» Problem description: Rewrite the material with every "plot-border" swapped for "plot-frame", leaving everything else as it is. Omit the pictures from your answer.

» Material supplied:

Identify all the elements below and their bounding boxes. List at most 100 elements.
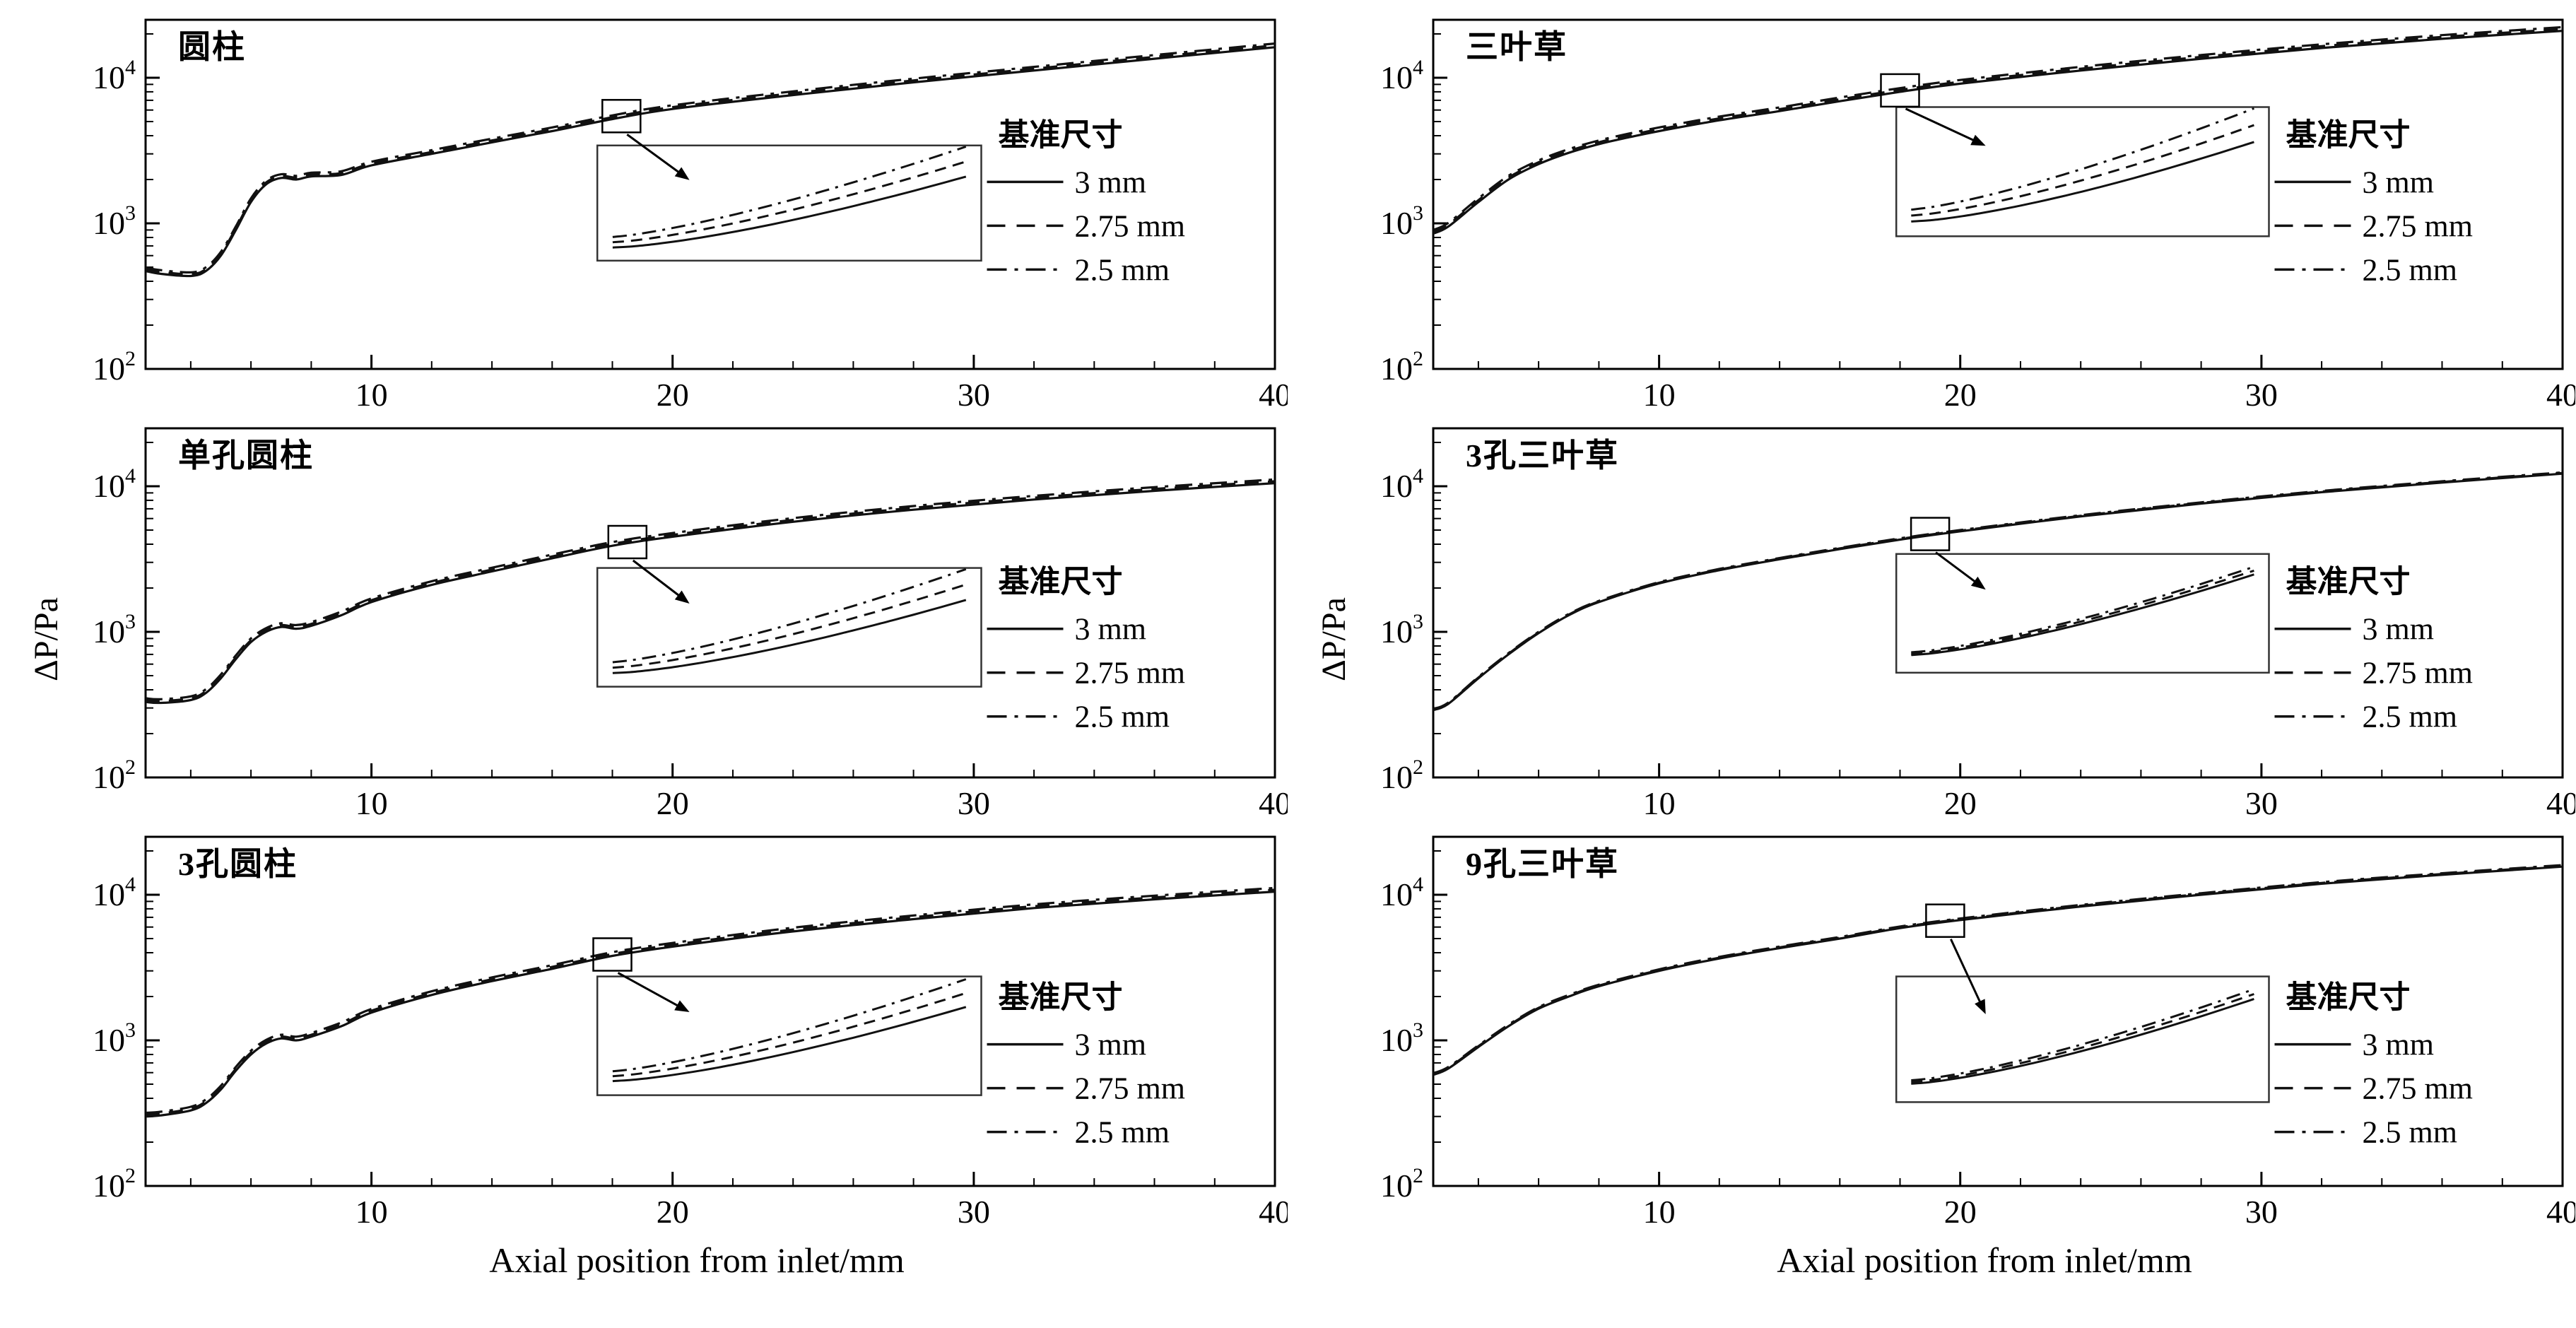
x-tick-label: 30 [2245, 377, 2278, 413]
legend-title: 基准尺寸 [999, 117, 1123, 152]
legend: 基准尺寸 3 mm 2.75 mm 2.5 mm [987, 980, 1185, 1150]
legend-label: 2.75 mm [2363, 656, 2473, 691]
inset-series-dashdot [612, 568, 967, 664]
plot-border [144, 427, 1276, 779]
legend-label: 3 mm [2363, 165, 2434, 199]
series-3mm [145, 891, 1276, 1118]
series-2.5mm [145, 886, 1276, 1115]
legend: 基准尺寸 3 mm 2.75 mm 2.5 mm [2274, 980, 2473, 1150]
x-tick-label: 10 [1643, 377, 1676, 413]
panel-single-hole-cylinder: 10 20 30 40 102 103 104 基准尺寸 3 mm 2.75 mm 2.5 mm 单… [0, 420, 1288, 828]
series-2.5mm [1433, 25, 2563, 231]
series-2.5mm [1433, 471, 2563, 710]
x-tick-label: 20 [657, 1194, 689, 1230]
legend-label: 2.5 mm [2363, 252, 2457, 287]
x-tick-label: 10 [1643, 1194, 1676, 1230]
legend-label: 2.75 mm [1075, 208, 1185, 243]
zoom-arrow [1935, 551, 1979, 585]
inset-box [1895, 106, 2270, 237]
y-tick-label: 102 [93, 1164, 136, 1204]
y-tick-label: 104 [93, 464, 136, 504]
panel-3-hole-cylinder: 10 20 30 40 102 103 104 基准尺寸 3 mm 2.75 mm 2.5 mm 3… [0, 828, 1288, 1237]
x-tick-label: 40 [1259, 1194, 1288, 1230]
legend: 基准尺寸 3 mm 2.75 mm 2.5 mm [2274, 565, 2473, 734]
legend-title: 基准尺寸 [999, 565, 1123, 599]
panel-title: 3孔圆柱 [178, 846, 298, 882]
inset-series-solid [612, 599, 967, 674]
series-2.5mm [145, 478, 1276, 700]
series-2.5mm [1433, 864, 2563, 1075]
legend-label: 2.5 mm [2363, 700, 2457, 734]
inset-series-solid [1911, 141, 2254, 223]
inset-series-dashed [1911, 569, 2254, 655]
series-2.75mm [1433, 28, 2563, 233]
x-tick-label: 40 [2546, 785, 2575, 821]
series-3mm [145, 46, 1276, 278]
legend-label: 3 mm [1075, 165, 1146, 199]
y-tick-label: 102 [93, 347, 136, 387]
y-tick-label: 103 [1380, 610, 1423, 650]
x-tick-label: 30 [958, 1194, 990, 1230]
inset-series-solid [1911, 573, 2254, 657]
legend-label: 2.75 mm [1075, 656, 1185, 691]
legend-title: 基准尺寸 [2286, 565, 2411, 599]
chart-9-hole-clover: 10 20 30 40 102 103 104 基准尺寸 3 mm 2.75 mm 2.5 mm [1380, 835, 2575, 1230]
legend: 基准尺寸 3 mm 2.75 mm 2.5 mm [2274, 117, 2473, 287]
right-column: ΔP/Pa 10 20 30 40 102 103 104 基准尺寸 3 mm 2.75 mm 2.… [1288, 11, 2576, 1281]
inset-series-dashed [1911, 124, 2254, 217]
inset-series-dashdot [612, 146, 967, 238]
inset-series-dashed [612, 992, 967, 1078]
y-tick-label: 103 [93, 1018, 136, 1058]
zoom-marker [607, 524, 648, 560]
x-tick-label: 30 [2245, 785, 2278, 821]
y-tick-label: 102 [1380, 1164, 1423, 1204]
x-tick-label: 30 [958, 785, 990, 821]
series-3mm [1433, 30, 2563, 235]
panel-title: 圆柱 [178, 29, 246, 65]
y-tick-label: 104 [93, 56, 136, 95]
y-tick-label: 104 [1380, 873, 1423, 912]
legend-title: 基准尺寸 [999, 980, 1123, 1015]
plot-border [1432, 427, 2564, 779]
inset-box [1895, 553, 2270, 674]
panel-title: 3孔三叶草 [1466, 437, 1619, 474]
inset-box [1895, 975, 2270, 1103]
zoom-arrowhead [1970, 134, 1986, 146]
zoom-marker [592, 937, 633, 972]
legend-label: 2.5 mm [1075, 1115, 1170, 1150]
legend-label: 2.75 mm [2363, 208, 2473, 243]
y-tick-label: 103 [1380, 201, 1423, 241]
y-tick-label: 103 [93, 610, 136, 650]
y-tick-label: 104 [93, 873, 136, 912]
zoom-marker [1925, 903, 1965, 938]
plot-border [144, 835, 1276, 1187]
zoom-arrowhead [674, 590, 690, 604]
zoom-arrowhead [674, 1000, 690, 1012]
zoom-marker [1910, 517, 1951, 551]
x-tick-label: 10 [1643, 785, 1676, 821]
panel-clover: 10 20 30 40 102 103 104 基准尺寸 3 mm 2.75 mm 2.5 mm 三… [1288, 11, 2576, 420]
x-tick-label: 20 [1944, 785, 1977, 821]
zoom-arrow [617, 972, 682, 1009]
zoom-arrow [632, 559, 683, 599]
inset-series-solid [612, 175, 967, 249]
zoom-marker [1880, 73, 1920, 108]
inset-series-solid [612, 1006, 967, 1083]
x-tick-label: 40 [2546, 1194, 2575, 1230]
plot-border [144, 18, 1276, 370]
x-tick-label: 10 [355, 1194, 388, 1230]
chart-single-hole-cylinder: 10 20 30 40 102 103 104 基准尺寸 3 mm 2.75 mm 2.5 mm [93, 427, 1288, 821]
legend-label: 2.5 mm [1075, 700, 1170, 734]
legend-label: 3 mm [2363, 612, 2434, 647]
y-tick-label: 102 [93, 756, 136, 795]
zoom-arrow [1905, 107, 1977, 143]
zoom-arrow [626, 134, 683, 175]
y-tick-label: 102 [1380, 347, 1423, 387]
y-tick-label: 102 [1380, 756, 1423, 795]
panel-title: 9孔三叶草 [1466, 846, 1619, 882]
zoom-arrow [1950, 939, 1983, 1006]
y-tick-label: 104 [1380, 464, 1423, 504]
chart-cylinder: 10 20 30 40 102 103 104 基准尺寸 3 mm 2.75 mm 2.5 mm [93, 18, 1288, 413]
plot-border [1432, 835, 2564, 1187]
panel-9-hole-clover: 10 20 30 40 102 103 104 基准尺寸 3 mm 2.75 mm 2.5 mm 9… [1288, 828, 2576, 1237]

» Reply to the exercise:
Identify all the elements below and their bounding boxes. List at most 100 elements.
x-tick-label: 30 [2245, 377, 2278, 413]
legend-title: 基准尺寸 [999, 117, 1123, 152]
legend: 基准尺寸 3 mm 2.75 mm 2.5 mm [987, 980, 1185, 1150]
legend-label: 2.75 mm [2363, 656, 2473, 691]
inset-series-dashdot [612, 568, 967, 664]
plot-frame [144, 427, 1276, 779]
legend-label: 3 mm [2363, 165, 2434, 199]
series-3mm [145, 891, 1276, 1118]
series-2.5mm [145, 886, 1276, 1115]
legend: 基准尺寸 3 mm 2.75 mm 2.5 mm [2274, 980, 2473, 1150]
x-tick-label: 10 [1643, 377, 1676, 413]
panel-single-hole-cylinder: 10 20 30 40 102 103 104 基准尺寸 3 mm 2.75 mm 2.5 mm 单… [0, 420, 1288, 828]
series-2.5mm [1433, 25, 2563, 231]
series-2.5mm [1433, 471, 2563, 710]
x-tick-label: 20 [657, 1194, 689, 1230]
legend-label: 2.5 mm [2363, 252, 2457, 287]
x-tick-label: 10 [1643, 1194, 1676, 1230]
legend-label: 2.75 mm [1075, 208, 1185, 243]
zoom-arrow [1935, 551, 1979, 585]
inset-box [1895, 106, 2270, 237]
y-tick-label: 102 [93, 1164, 136, 1204]
y-tick-label: 104 [93, 464, 136, 504]
panel-3-hole-cylinder: 10 20 30 40 102 103 104 基准尺寸 3 mm 2.75 mm 2.5 mm 3… [0, 828, 1288, 1237]
x-tick-label: 40 [1259, 1194, 1288, 1230]
legend: 基准尺寸 3 mm 2.75 mm 2.5 mm [2274, 565, 2473, 734]
legend-title: 基准尺寸 [999, 565, 1123, 599]
panel-title: 3孔圆柱 [178, 846, 298, 882]
inset-series-solid [612, 599, 967, 674]
series-2.5mm [145, 478, 1276, 700]
series-2.5mm [1433, 864, 2563, 1075]
legend-label: 2.5 mm [2363, 700, 2457, 734]
inset-series-solid [1911, 141, 2254, 223]
inset-series-dashed [1911, 569, 2254, 655]
series-2.75mm [1433, 28, 2563, 233]
x-tick-label: 40 [2546, 785, 2575, 821]
series-3mm [145, 46, 1276, 278]
legend-label: 3 mm [1075, 165, 1146, 199]
y-tick-label: 102 [93, 347, 136, 387]
y-tick-label: 103 [1380, 610, 1423, 650]
x-tick-label: 30 [958, 1194, 990, 1230]
inset-series-solid [1911, 573, 2254, 657]
legend-label: 2.75 mm [1075, 656, 1185, 691]
legend-title: 基准尺寸 [2286, 565, 2411, 599]
chart-9-hole-clover: 10 20 30 40 102 103 104 基准尺寸 3 mm 2.75 mm 2.5 mm [1380, 835, 2575, 1230]
legend: 基准尺寸 3 mm 2.75 mm 2.5 mm [2274, 117, 2473, 287]
right-column: ΔP/Pa 10 20 30 40 102 103 104 基准尺寸 3 mm 2.75 mm 2.… [1288, 11, 2576, 1281]
inset-series-dashed [1911, 124, 2254, 217]
inset-series-dashdot [612, 146, 967, 238]
inset-series-dashed [612, 992, 967, 1078]
y-tick-label: 103 [93, 1018, 136, 1058]
zoom-marker [607, 524, 648, 560]
x-tick-label: 30 [2245, 785, 2278, 821]
y-tick-label: 102 [1380, 1164, 1423, 1204]
x-tick-label: 30 [958, 785, 990, 821]
series-3mm [1433, 30, 2563, 235]
panel-title: 圆柱 [178, 29, 246, 65]
y-tick-label: 104 [93, 56, 136, 95]
y-tick-label: 104 [1380, 873, 1423, 912]
legend-title: 基准尺寸 [999, 980, 1123, 1015]
plot-frame [1432, 427, 2564, 779]
inset-box [1895, 553, 2270, 674]
panel-title: 3孔三叶草 [1466, 437, 1619, 474]
inset-box [1895, 975, 2270, 1103]
zoom-arrowhead [1970, 134, 1986, 146]
zoom-marker [592, 937, 633, 972]
legend-label: 2.5 mm [1075, 1115, 1170, 1150]
legend-label: 2.75 mm [2363, 208, 2473, 243]
y-tick-label: 103 [1380, 201, 1423, 241]
y-tick-label: 103 [93, 610, 136, 650]
y-tick-label: 104 [93, 873, 136, 912]
zoom-marker [1925, 903, 1965, 938]
plot-frame [144, 835, 1276, 1187]
zoom-arrowhead [674, 590, 690, 604]
zoom-arrowhead [674, 1000, 690, 1012]
zoom-marker [1910, 517, 1951, 551]
x-tick-label: 10 [1643, 785, 1676, 821]
panel-clover: 10 20 30 40 102 103 104 基准尺寸 3 mm 2.75 mm 2.5 mm 三… [1288, 11, 2576, 420]
x-tick-label: 20 [1944, 785, 1977, 821]
zoom-arrow [617, 972, 682, 1009]
zoom-arrow [632, 559, 683, 599]
inset-series-solid [612, 175, 967, 249]
zoom-marker [1880, 73, 1920, 108]
inset-series-solid [612, 1006, 967, 1083]
x-tick-label: 40 [2546, 1194, 2575, 1230]
plot-frame [144, 18, 1276, 370]
x-tick-label: 10 [355, 1194, 388, 1230]
chart-single-hole-cylinder: 10 20 30 40 102 103 104 基准尺寸 3 mm 2.75 mm 2.5 mm [93, 427, 1288, 821]
legend-label: 2.5 mm [1075, 700, 1170, 734]
legend-label: 3 mm [2363, 612, 2434, 647]
y-tick-label: 102 [93, 756, 136, 795]
zoom-arrow [1905, 107, 1977, 143]
zoom-arrow [626, 134, 683, 175]
y-tick-label: 102 [1380, 347, 1423, 387]
y-tick-label: 102 [1380, 756, 1423, 795]
panel-title: 9孔三叶草 [1466, 846, 1619, 882]
zoom-arrow [1950, 939, 1983, 1006]
y-tick-label: 104 [1380, 464, 1423, 504]
chart-cylinder: 10 20 30 40 102 103 104 基准尺寸 3 mm 2.75 mm 2.5 mm [93, 18, 1288, 413]
plot-frame [1432, 835, 2564, 1187]
panel-9-hole-clover: 10 20 30 40 102 103 104 基准尺寸 3 mm 2.75 mm 2.5 mm 9… [1288, 828, 2576, 1237]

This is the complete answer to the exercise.